-- Start Provided material --
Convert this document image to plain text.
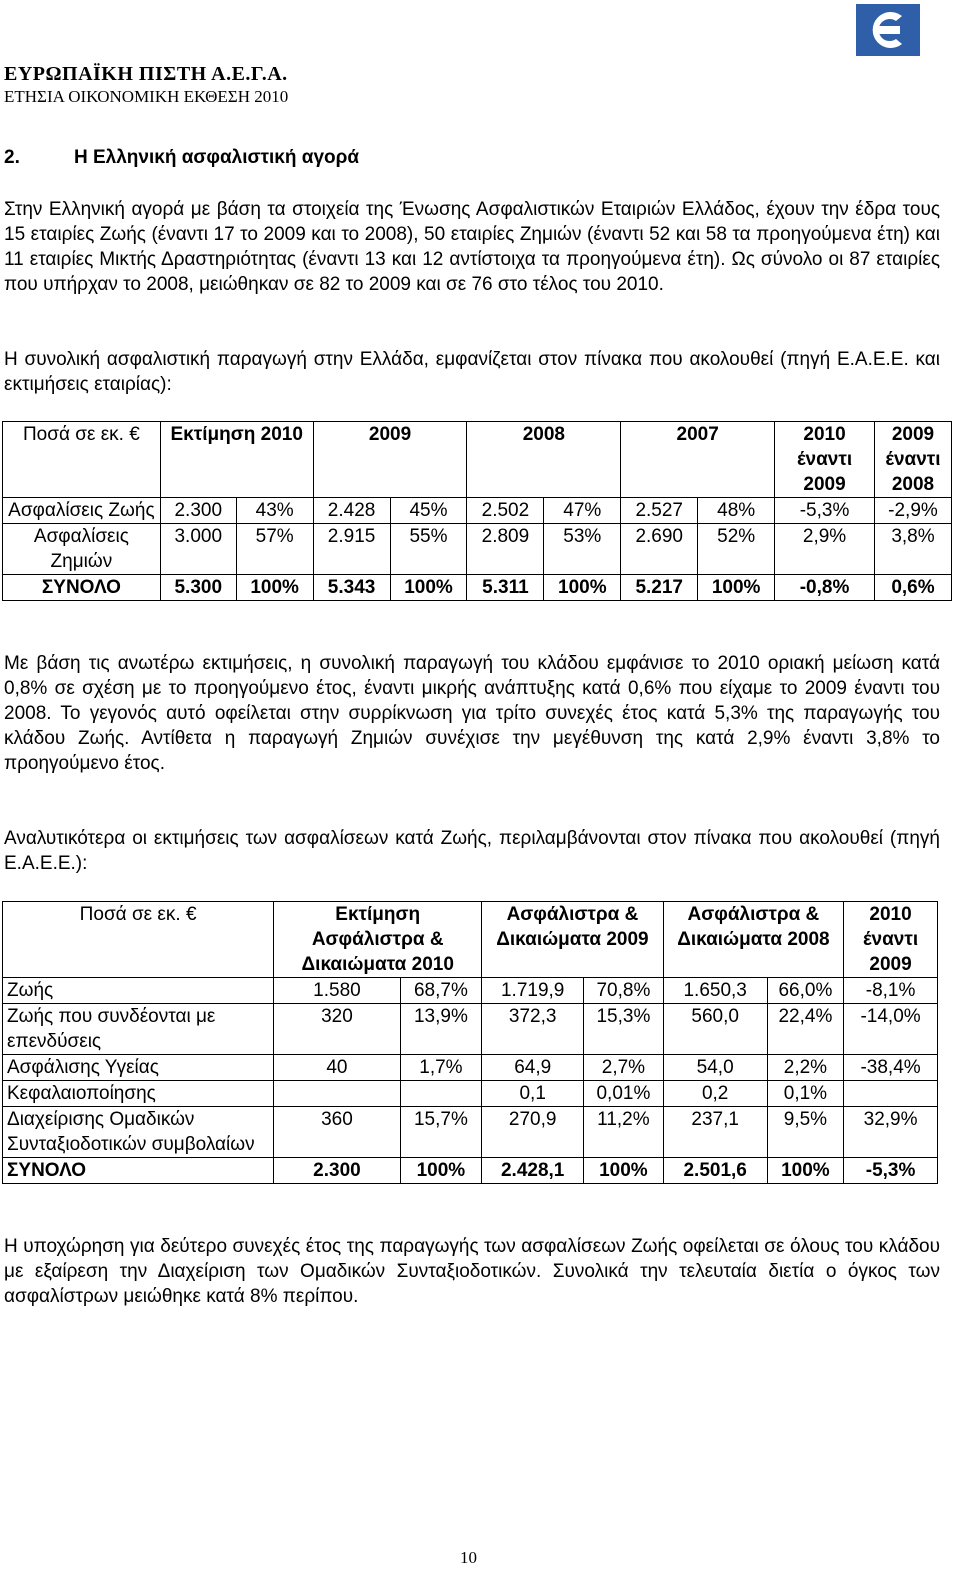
ΕΥΡΩΠΑΪΚΗ ΠΙΣΤΗ Α.Ε.Γ.Α.
ΕΤΗΣΙΑ ΟΙΚΟΝΟΜΙΚΗ ΕΚΘΕΣΗ 2010
2.	Η Ελληνική ασφαλιστική αγορά

Στην Ελληνική αγορά με βάση τα στοιχεία της Ένωσης Ασφαλιστικών Εταιριών Ελλάδος, έχουν την έδρα τους 15 εταιρίες Ζωής (έναντι 17 το 2009 και το 2008), 50 εταιρίες Ζημιών (έναντι 52 και 58 τα προηγούμενα έτη) και 11 εταιρίες Μικτής Δραστηριότητας (έναντι 13 και 12 αντίστοιχα τα προηγούμενα έτη). Ως σύνολο οι 87 εταιρίες που υπήρχαν το 2008, μειώθηκαν σε 82 το 2009 και σε 76 στο τέλος του 2010.

Η συνολική ασφαλιστική παραγωγή στην Ελλάδα, εμφανίζεται στον πίνακα που ακολουθεί (πηγή Ε.Α.Ε.Ε. και εκτιμήσεις εταιρίας):

Ποσά σε εκ. €	Εκτίμηση 2010		2009		2008		2007		2010 έναντι 2009	2009 έναντι 2008
Ασφαλίσεις Ζωής	2.300	43%	2.428	45%	2.502	47%	2.527	48%	-5,3%	-2,9%
Ασφαλίσεις Ζημιών	3.000	57%	2.915	55%	2.809	53%	2.690	52%	2,9%	3,8%
ΣΥΝΟΛΟ	5.300	100%	5.343	100%	5.311	100%	5.217	100%	-0,8%	0,6%

Με βάση τις ανωτέρω εκτιμήσεις, η συνολική παραγωγή του κλάδου εμφάνισε το 2010 οριακή μείωση κατά 0,8% σε σχέση με το προηγούμενο έτος, έναντι μικρής ανάπτυξης κατά 0,6% που είχαμε το 2009 έναντι του 2008. Το γεγονός αυτό οφείλεται στην συρρίκνωση για τρίτο συνεχές έτος κατά 5,3% της παραγωγής του κλάδου Ζωής. Αντίθετα η παραγωγή Ζημιών συνέχισε την μεγέθυνση της κατά 2,9% έναντι 3,8% το προηγούμενο έτος.

Αναλυτικότερα οι εκτιμήσεις των ασφαλίσεων κατά Ζωής, περιλαμβάνονται στον πίνακα που ακολουθεί (πηγή Ε.Α.Ε.Ε.):

Ποσά σε εκ. €	Εκτίμηση Ασφάλιστρα & Δικαιώματα 2010		Ασφάλιστρα & Δικαιώματα 2009		Ασφάλιστρα & Δικαιώματα 2008		2010 έναντι 2009
Ζωής	1.580	68,7%	1.719,9	70,8%	1.650,3	66,0%	-8,1%
Ζωής που συνδέονται με επενδύσεις	320	13,9%	372,3	15,3%	560,0	22,4%	-14,0%
Ασφάλισης Υγείας	40	1,7%	64,9	2,7%	54,0	2,2%	-38,4%
Κεφαλαιοποίησης			0,1	0,01%	0,2	0,1%	
Διαχείρισης Ομαδικών Συνταξιοδοτικών συμβολαίων	360	15,7%	270,9	11,2%	237,1	9,5%	32,9%
ΣΥΝΟΛΟ	2.300	100%	2.428,1	100%	2.501,6	100%	-5,3%

Η υποχώρηση για δεύτερο συνεχές έτος της παραγωγής των ασφαλίσεων Ζωής οφείλεται σε όλους του κλάδου με εξαίρεση την Διαχείριση των Ομαδικών Συνταξιοδοτικών. Συνολικά την τελευταία διετία ο όγκος των ασφαλίστρων μειώθηκε κατά 8% περίπου.

10
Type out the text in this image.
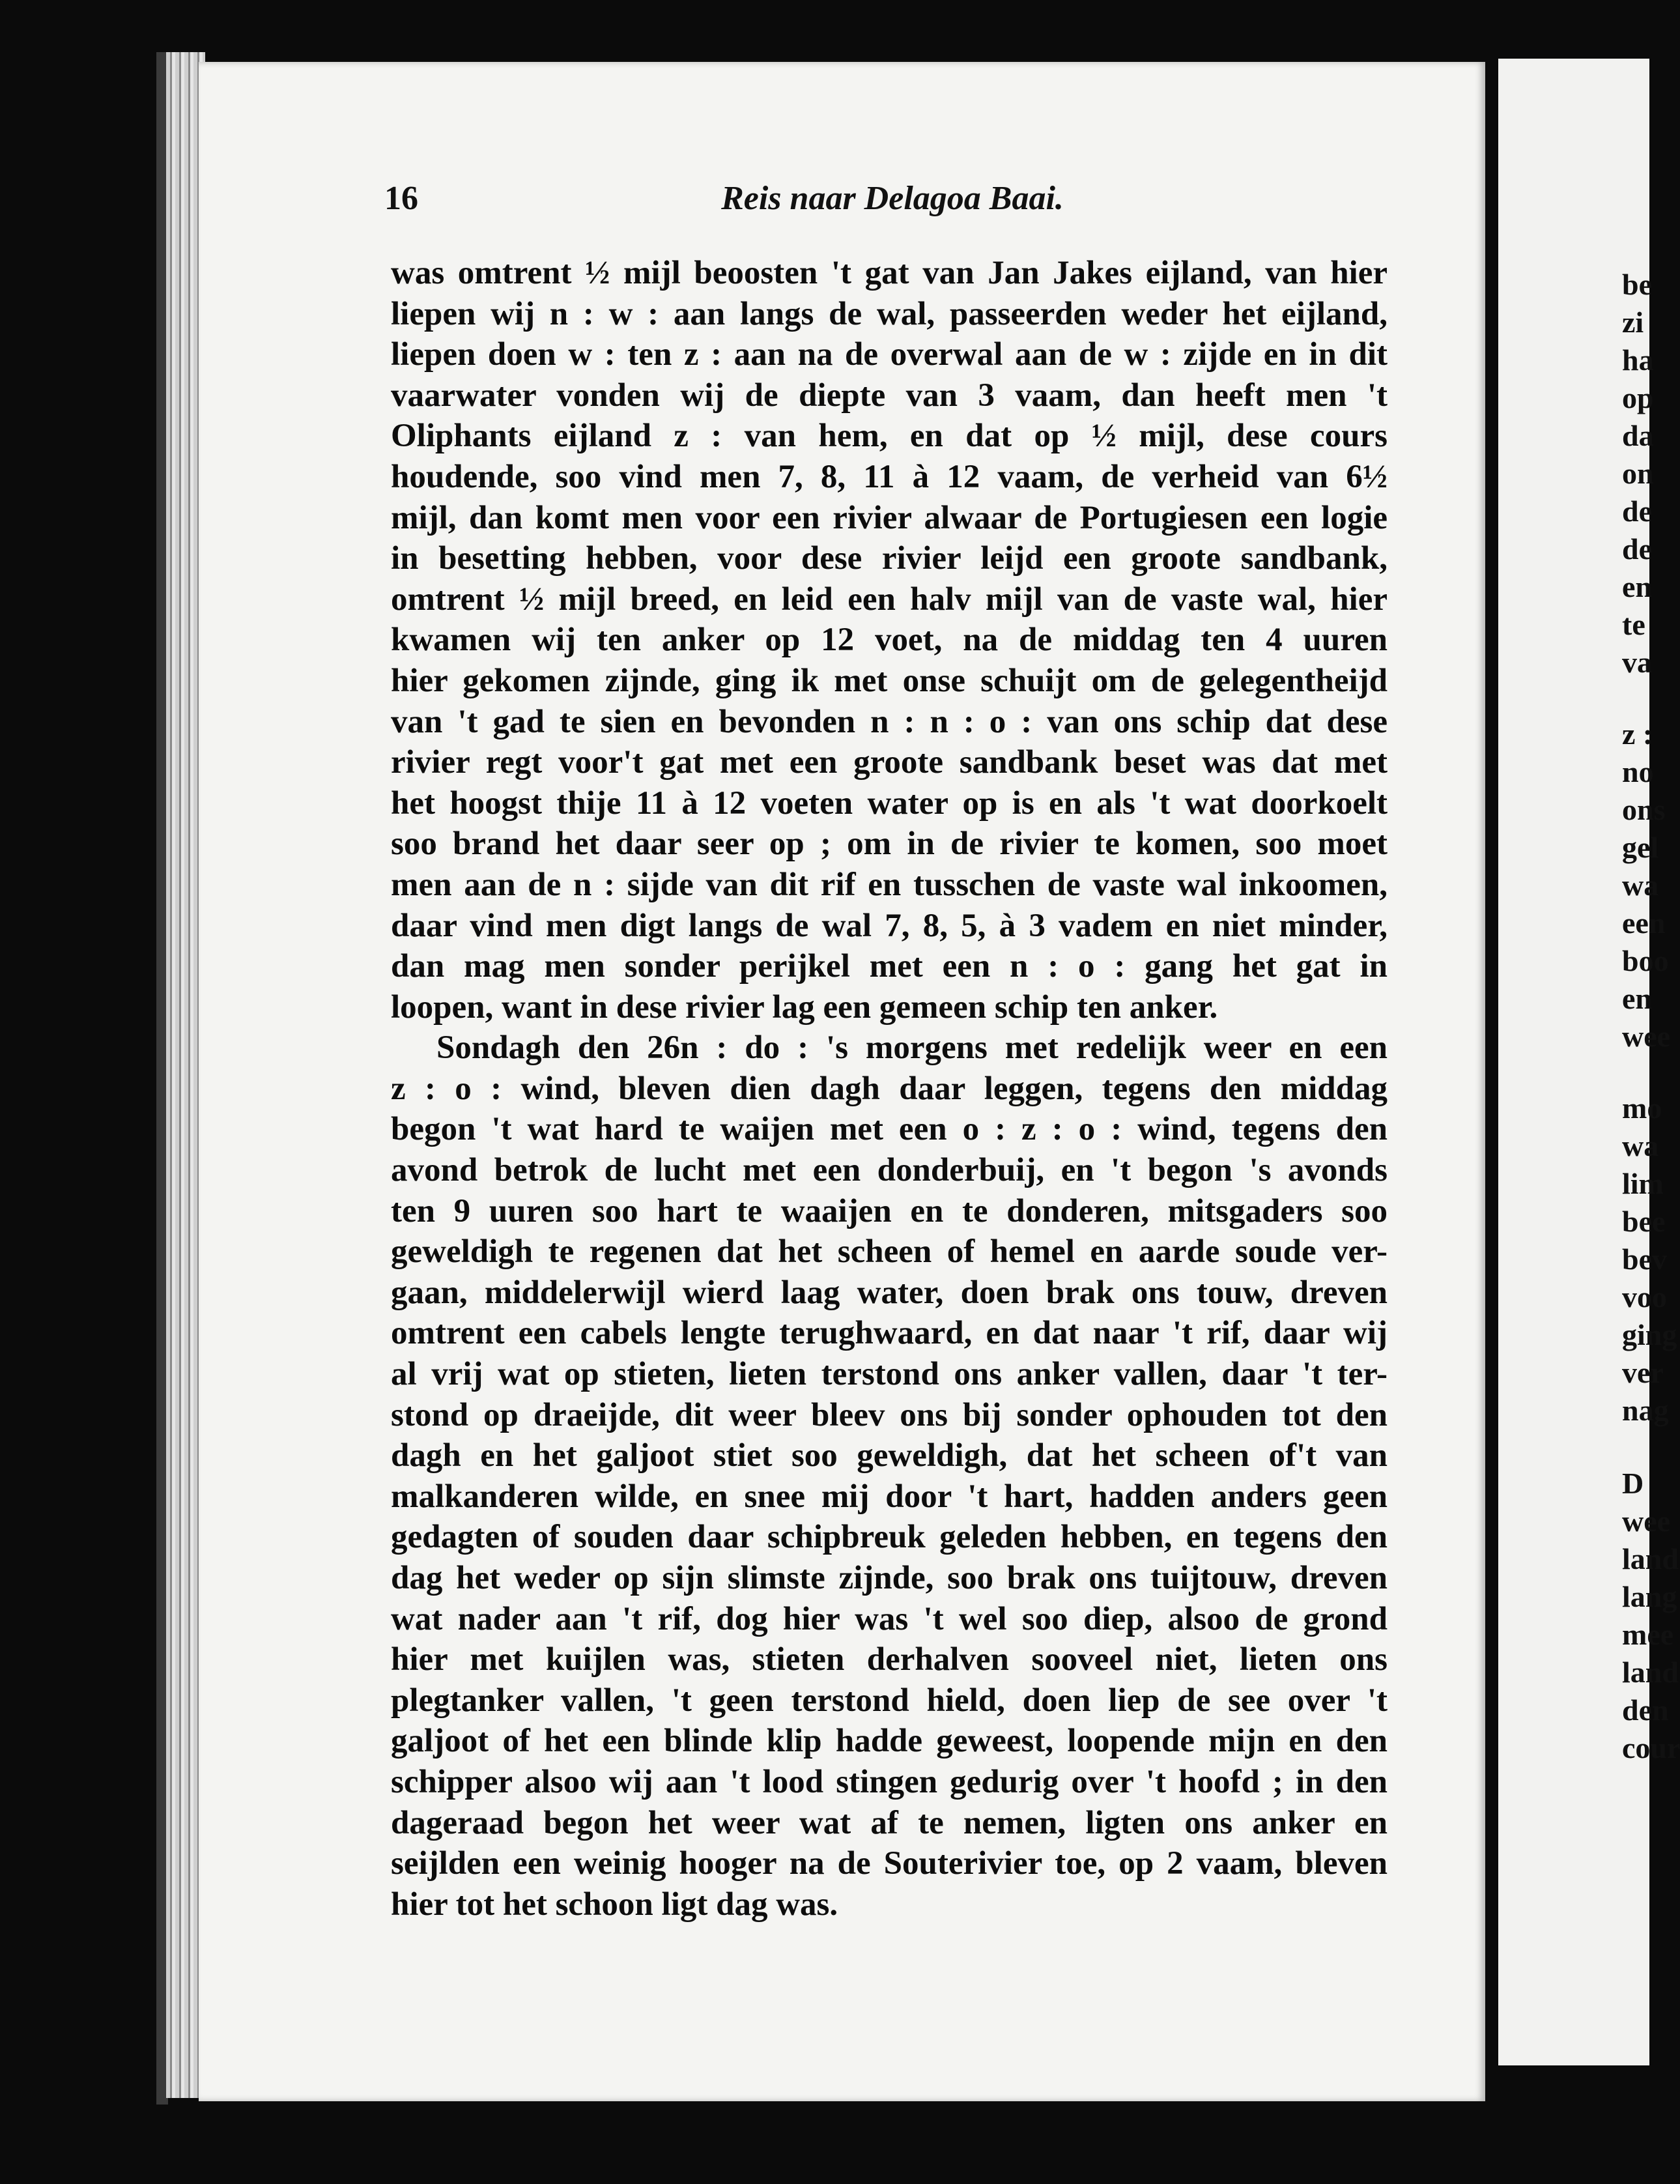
16	Reis naar Delagoa Baai.
was omtrent ½ mijl beoosten 't gat van Jan Jakes eijland, van hier
liepen wij n : w : aan langs de wal, passeerden weder het eijland,
liepen doen w : ten z : aan na de overwal aan de w : zijde en in dit
vaarwater vonden wij de diepte van 3 vaam, dan heeft men 't
Oliphants eijland z : van hem, en dat op ½ mijl, dese cours
houdende, soo vind men 7, 8, 11 à 12 vaam, de verheid van 6½
mijl, dan komt men voor een rivier alwaar de Portugiesen een logie
in besetting hebben, voor dese rivier leijd een groote sandbank,
omtrent ½ mijl breed, en leid een halv mijl van de vaste wal, hier
kwamen wij ten anker op 12 voet, na de middag ten 4 uuren
hier gekomen zijnde, ging ik met onse schuijt om de gelegentheijd
van 't gad te sien en bevonden n : n : o : van ons schip dat dese
rivier regt voor't gat met een groote sandbank beset was dat met
het hoogst thije 11 à 12 voeten water op is en als 't wat doorkoelt
soo brand het daar seer op ; om in de rivier te komen, soo moet
men aan de n : sijde van dit rif en tusschen de vaste wal inkoomen,
daar vind men digt langs de wal 7, 8, 5, à 3 vadem en niet minder,
dan mag men sonder perijkel met een n : o : gang het gat in
loopen, want in dese rivier lag een gemeen schip ten anker.
Sondagh den 26n : do : 's morgens met redelijk weer en een
z : o : wind, bleven dien dagh daar leggen, tegens den middag
begon 't wat hard te waijen met een o : z : o : wind, tegens den
avond betrok de lucht met een donderbuij, en 't begon 's avonds
ten 9 uuren soo hart te waaijen en te donderen, mitsgaders soo
geweldigh te regenen dat het scheen of hemel en aarde soude ver-
gaan, middelerwijl wierd laag water, doen brak ons touw, dreven
omtrent een cabels lengte terughwaard, en dat naar 't rif, daar wij
al vrij wat op stieten, lieten terstond ons anker vallen, daar 't ter-
stond op draeijde, dit weer bleev ons bij sonder ophouden tot den
dagh en het galjoot stiet soo geweldigh, dat het scheen of't van
malkanderen wilde, en snee mij door 't hart, hadden anders geen
gedagten of souden daar schipbreuk geleden hebben, en tegens den
dag het weder op sijn slimste zijnde, soo brak ons tuijtouw, dreven
wat nader aan 't rif, dog hier was 't wel soo diep, alsoo de grond
hier met kuijlen was, stieten derhalven sooveel niet, lieten ons
plegtanker vallen, 't geen terstond hield, doen liep de see over 't
galjoot of het een blinde klip hadde geweest, loopende mijn en den
schipper alsoo wij aan 't lood stingen gedurig over 't hoofd ; in den
dageraad begon het weer wat af te nemen, ligten ons anker en
seijlden een weinig hooger na de Souterivier toe, op 2 vaam, bleven
hier tot het schoon ligt dag was.
be
zi
ha
op
da
on
de
de
en
te
va
z :
no
ons
gel
wa
een
boo
en
wee
mo
wa
lim
bee
bev
voo
ging
ver
nag
D
wee
land
lang
mee
land
den
cour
-- End Provided material --
▸ What you should do
Out of the material above, gather each line where "Εκτίμηση" appears.

▸ Response for this exercise
Ποσά σε εκ. €	Εκτίμηση 2010		2009		2008		2007		2010 έναντι 2009	2009 έναντι 2008
Ποσά σε εκ. €	Εκτίμηση Ασφάλιστρα & Δικαιώματα 2010		Ασφάλιστρα & Δικαιώματα 2009		Ασφάλιστρα & Δικαιώματα 2008		2010 έναντι 2009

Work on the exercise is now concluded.